▶ Page excerpt
┌──
As you say, your blocking is incorrect. Here's how to write that:

@t_arr = grep { $var3 = (split /[_.]/)[2]; $var3 > $var1 and $var3 <= $var2; } grep { !-d and $_ !~ /^\./ } readdir(EVT_DIR);
where I've added !-d to exclude directories. You might want to use -f instead to admit only regular files.

After Compline,
Zaxo

Replies are listed 'Best First'.
Re^4: Extract the middle part of a list
by chrism01 (Friar) on Jun 29, 2007 at 05:38 UTC
    Zaxo,
    close... it ignores curr, parent dirs fine, but still trips up over 'normal' dir. Tried it both as you said { !-d and $_ !~ /^\./ } and replace whole line with { -f }, no go.

    Chris
    BTW, am I right in believing that the logic is up/back for outer sub-blocks ie greps, but fwd/down for sub-block contents?
    Also, why 'and' not '&&'?
    This is a very educational thr (for me at least) :-)

      BTW, am I right in believing that the logic is up/back for outer sub-blocks ie greps, but fwd/down for sub-block contents?
└──
▶ A block of data
┌──
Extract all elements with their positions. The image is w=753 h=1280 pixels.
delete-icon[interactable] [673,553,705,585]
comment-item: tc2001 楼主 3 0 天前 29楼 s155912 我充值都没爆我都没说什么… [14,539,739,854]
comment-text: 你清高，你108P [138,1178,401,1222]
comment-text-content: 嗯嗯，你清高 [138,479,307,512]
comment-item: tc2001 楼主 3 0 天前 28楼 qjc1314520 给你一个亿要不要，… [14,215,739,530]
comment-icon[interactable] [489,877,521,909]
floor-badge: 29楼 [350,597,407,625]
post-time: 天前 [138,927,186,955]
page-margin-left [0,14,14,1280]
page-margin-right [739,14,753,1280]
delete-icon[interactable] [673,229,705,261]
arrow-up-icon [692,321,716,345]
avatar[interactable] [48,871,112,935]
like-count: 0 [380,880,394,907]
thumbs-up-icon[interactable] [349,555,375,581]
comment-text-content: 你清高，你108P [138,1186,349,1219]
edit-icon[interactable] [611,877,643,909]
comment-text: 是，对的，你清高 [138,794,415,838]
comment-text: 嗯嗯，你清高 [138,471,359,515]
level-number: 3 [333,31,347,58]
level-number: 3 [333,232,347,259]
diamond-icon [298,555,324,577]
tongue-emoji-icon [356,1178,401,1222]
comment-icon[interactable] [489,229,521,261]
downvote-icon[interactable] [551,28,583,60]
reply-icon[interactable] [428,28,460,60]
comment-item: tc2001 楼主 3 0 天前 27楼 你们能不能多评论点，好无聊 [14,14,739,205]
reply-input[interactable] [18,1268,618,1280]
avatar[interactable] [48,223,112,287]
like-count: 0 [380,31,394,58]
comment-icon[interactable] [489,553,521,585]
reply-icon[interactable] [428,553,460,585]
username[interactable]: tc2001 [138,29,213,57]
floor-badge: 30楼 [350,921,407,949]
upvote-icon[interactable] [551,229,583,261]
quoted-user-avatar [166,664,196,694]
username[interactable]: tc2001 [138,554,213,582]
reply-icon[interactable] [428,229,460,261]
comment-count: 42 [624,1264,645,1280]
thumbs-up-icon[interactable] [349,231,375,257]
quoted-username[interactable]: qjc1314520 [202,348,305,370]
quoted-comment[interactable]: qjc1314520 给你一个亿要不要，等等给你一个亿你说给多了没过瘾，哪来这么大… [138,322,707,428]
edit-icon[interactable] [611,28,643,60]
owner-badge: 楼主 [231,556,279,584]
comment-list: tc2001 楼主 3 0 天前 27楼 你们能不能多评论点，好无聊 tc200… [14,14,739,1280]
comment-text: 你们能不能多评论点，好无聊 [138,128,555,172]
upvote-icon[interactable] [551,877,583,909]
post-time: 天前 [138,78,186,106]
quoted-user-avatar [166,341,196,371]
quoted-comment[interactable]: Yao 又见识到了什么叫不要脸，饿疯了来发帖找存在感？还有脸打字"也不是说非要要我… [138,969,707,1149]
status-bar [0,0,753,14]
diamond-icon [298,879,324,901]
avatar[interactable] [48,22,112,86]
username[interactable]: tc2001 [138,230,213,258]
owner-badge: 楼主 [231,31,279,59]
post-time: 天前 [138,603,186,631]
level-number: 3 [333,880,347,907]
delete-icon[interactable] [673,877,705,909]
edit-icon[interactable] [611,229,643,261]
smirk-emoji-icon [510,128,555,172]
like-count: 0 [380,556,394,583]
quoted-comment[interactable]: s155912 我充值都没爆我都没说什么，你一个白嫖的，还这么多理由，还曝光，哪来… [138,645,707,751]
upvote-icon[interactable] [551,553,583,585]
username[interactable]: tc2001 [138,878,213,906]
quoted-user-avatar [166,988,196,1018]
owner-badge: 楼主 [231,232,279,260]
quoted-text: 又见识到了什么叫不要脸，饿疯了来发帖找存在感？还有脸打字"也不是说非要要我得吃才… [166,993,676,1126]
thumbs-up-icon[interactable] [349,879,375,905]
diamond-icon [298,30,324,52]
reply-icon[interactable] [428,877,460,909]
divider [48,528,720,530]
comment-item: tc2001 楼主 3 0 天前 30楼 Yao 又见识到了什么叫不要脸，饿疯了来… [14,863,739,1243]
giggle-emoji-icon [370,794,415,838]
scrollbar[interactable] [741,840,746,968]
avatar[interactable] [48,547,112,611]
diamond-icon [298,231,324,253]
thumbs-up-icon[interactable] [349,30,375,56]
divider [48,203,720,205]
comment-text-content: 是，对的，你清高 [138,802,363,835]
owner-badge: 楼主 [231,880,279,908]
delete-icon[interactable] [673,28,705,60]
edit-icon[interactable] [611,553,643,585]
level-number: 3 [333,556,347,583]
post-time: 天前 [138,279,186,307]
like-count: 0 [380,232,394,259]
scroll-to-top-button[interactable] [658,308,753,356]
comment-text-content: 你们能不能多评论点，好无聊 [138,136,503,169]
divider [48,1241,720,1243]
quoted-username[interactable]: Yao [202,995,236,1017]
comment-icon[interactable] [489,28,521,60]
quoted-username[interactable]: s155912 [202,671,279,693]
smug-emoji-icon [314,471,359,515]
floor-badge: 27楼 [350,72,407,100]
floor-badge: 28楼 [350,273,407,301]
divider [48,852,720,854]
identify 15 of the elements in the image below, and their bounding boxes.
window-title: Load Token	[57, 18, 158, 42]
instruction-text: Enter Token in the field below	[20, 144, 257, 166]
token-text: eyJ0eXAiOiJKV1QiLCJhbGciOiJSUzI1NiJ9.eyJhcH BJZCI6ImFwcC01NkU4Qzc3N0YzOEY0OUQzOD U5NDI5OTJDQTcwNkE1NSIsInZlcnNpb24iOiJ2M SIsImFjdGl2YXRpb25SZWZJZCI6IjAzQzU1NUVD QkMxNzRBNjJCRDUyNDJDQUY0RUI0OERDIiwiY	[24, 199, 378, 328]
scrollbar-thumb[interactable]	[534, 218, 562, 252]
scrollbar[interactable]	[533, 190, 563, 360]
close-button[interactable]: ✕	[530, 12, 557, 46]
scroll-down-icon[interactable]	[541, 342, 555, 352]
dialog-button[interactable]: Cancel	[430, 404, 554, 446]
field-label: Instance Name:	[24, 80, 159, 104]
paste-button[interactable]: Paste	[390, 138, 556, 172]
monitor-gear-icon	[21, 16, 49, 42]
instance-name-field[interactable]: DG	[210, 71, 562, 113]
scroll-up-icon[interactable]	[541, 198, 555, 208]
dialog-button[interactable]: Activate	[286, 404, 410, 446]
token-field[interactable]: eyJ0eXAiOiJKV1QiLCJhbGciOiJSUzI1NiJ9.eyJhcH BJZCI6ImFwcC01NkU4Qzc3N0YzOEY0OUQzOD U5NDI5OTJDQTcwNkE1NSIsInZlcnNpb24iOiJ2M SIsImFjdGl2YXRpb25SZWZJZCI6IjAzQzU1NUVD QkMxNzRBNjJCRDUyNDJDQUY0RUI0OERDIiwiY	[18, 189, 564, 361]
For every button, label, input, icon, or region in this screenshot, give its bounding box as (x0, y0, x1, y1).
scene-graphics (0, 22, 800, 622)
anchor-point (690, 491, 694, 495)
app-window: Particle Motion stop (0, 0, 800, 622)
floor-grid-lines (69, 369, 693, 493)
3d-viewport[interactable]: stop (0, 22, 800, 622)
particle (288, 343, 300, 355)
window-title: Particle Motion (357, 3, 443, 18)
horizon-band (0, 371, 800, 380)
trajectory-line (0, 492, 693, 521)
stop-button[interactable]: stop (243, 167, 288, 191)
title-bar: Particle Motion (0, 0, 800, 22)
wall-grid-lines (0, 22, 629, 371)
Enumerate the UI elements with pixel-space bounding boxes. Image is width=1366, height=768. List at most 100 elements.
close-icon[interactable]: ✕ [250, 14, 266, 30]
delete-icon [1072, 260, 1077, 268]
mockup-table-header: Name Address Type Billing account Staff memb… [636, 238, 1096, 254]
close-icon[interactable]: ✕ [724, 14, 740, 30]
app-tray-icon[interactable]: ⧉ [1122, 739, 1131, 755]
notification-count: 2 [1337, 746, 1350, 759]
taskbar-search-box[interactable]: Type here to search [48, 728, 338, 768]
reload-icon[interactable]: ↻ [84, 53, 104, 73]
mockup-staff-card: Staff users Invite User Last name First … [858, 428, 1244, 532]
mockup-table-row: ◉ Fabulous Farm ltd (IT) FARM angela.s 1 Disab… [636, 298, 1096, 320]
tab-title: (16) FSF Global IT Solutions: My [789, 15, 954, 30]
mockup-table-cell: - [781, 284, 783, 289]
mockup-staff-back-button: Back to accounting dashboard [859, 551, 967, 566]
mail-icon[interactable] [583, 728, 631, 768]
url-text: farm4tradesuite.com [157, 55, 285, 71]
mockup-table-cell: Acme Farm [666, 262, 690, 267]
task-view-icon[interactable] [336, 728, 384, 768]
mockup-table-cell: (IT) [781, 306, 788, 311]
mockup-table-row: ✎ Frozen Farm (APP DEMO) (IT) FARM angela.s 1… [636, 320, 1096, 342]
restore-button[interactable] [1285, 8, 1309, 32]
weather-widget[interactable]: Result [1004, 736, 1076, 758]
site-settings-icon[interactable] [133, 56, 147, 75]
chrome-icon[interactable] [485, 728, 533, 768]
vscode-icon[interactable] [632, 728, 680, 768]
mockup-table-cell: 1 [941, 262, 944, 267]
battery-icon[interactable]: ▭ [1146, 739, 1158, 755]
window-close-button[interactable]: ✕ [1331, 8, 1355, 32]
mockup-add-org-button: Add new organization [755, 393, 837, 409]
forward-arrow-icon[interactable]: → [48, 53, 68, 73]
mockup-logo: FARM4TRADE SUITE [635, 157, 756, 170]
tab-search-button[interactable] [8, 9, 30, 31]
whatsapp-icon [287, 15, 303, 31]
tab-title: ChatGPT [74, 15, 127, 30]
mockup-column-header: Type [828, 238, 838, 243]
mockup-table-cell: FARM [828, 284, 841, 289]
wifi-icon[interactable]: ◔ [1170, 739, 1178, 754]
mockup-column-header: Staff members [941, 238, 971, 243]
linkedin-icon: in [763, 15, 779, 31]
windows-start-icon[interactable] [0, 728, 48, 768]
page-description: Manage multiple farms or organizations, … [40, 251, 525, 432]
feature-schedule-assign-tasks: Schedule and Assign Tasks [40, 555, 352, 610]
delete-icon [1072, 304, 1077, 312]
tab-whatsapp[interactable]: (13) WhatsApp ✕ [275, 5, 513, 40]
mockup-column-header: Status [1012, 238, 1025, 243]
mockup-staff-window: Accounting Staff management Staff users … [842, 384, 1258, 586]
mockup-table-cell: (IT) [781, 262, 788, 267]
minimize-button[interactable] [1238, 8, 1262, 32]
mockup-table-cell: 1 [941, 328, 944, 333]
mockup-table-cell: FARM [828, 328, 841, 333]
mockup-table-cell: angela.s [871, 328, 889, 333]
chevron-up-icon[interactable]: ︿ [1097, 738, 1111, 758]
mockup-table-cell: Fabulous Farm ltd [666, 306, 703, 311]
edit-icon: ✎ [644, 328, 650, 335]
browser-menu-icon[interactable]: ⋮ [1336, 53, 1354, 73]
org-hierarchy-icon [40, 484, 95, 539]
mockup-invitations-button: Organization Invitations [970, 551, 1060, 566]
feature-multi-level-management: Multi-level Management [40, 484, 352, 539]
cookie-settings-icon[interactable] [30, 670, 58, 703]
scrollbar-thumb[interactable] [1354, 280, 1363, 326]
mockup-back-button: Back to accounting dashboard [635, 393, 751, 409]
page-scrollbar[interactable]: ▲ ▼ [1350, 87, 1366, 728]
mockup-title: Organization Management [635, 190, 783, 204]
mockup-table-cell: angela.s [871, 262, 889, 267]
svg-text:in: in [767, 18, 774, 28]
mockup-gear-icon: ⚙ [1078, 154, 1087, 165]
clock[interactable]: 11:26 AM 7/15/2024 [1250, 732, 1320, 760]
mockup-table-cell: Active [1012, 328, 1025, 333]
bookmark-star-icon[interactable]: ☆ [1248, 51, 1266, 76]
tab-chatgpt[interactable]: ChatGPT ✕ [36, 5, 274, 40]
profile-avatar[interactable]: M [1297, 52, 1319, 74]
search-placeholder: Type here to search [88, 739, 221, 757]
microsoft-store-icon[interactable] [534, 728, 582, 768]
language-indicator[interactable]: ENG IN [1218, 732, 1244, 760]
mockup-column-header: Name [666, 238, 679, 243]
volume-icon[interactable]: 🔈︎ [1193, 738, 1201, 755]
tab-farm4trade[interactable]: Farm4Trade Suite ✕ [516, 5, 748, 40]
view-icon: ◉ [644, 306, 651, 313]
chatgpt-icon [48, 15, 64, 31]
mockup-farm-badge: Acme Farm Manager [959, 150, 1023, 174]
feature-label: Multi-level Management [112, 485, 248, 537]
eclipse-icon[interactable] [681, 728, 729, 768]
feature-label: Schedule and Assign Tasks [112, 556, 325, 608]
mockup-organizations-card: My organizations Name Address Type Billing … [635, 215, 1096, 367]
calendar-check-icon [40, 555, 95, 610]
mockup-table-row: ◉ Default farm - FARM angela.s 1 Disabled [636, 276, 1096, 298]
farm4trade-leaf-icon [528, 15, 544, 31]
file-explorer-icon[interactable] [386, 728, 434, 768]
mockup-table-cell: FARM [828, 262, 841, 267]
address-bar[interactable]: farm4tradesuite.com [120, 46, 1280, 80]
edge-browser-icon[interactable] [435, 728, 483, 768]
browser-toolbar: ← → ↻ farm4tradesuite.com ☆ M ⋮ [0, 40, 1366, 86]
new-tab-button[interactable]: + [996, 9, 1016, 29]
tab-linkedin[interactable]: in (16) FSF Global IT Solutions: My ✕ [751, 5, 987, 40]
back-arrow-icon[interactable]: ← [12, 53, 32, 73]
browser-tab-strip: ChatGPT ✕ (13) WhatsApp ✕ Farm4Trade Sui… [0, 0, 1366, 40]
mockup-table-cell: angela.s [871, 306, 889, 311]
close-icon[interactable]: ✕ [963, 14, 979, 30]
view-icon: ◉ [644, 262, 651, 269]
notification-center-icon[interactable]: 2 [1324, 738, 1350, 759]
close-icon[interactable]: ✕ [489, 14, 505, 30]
└──
Extend the Perl forum thread about extracting the middle part of a list, starting right after its final line.

      Yes, essentially. Really perl reads everything from left-to-right, but it does "assignment" from right to left. With the usual formatting, it feels like the logical lines (seperated by semicolons) are being processed from top-to-bottom, but when you've got long chains of map/grep operations, it's traditional to put in line breaks, which makes it look like it's reading bottom-to-top, though really it's doing multiple assignments at once, going from right-to-left. Does that make sense?

      A "Schwartzian" operation (sorting on a computed field), might seem like it's working bottom-to-top:

      @result = map { ... 3 ... } sort { ... 2 ... } map { ... 1 ... };

      But really it's doing assignment from right-to-left:

      @result = map { ... 3 ... } sort { ... 2 ... } map { ... 1 ... };

      It does seem jarring to encounter a multi-line block in something like a grep, because it feels like the order of processing is jumping around: the whole program goes top-to-bottom, assignment in each logical line goes right-to-left, but then if you slip in a block with multiple lines, the top-to-bottom flow takes over again.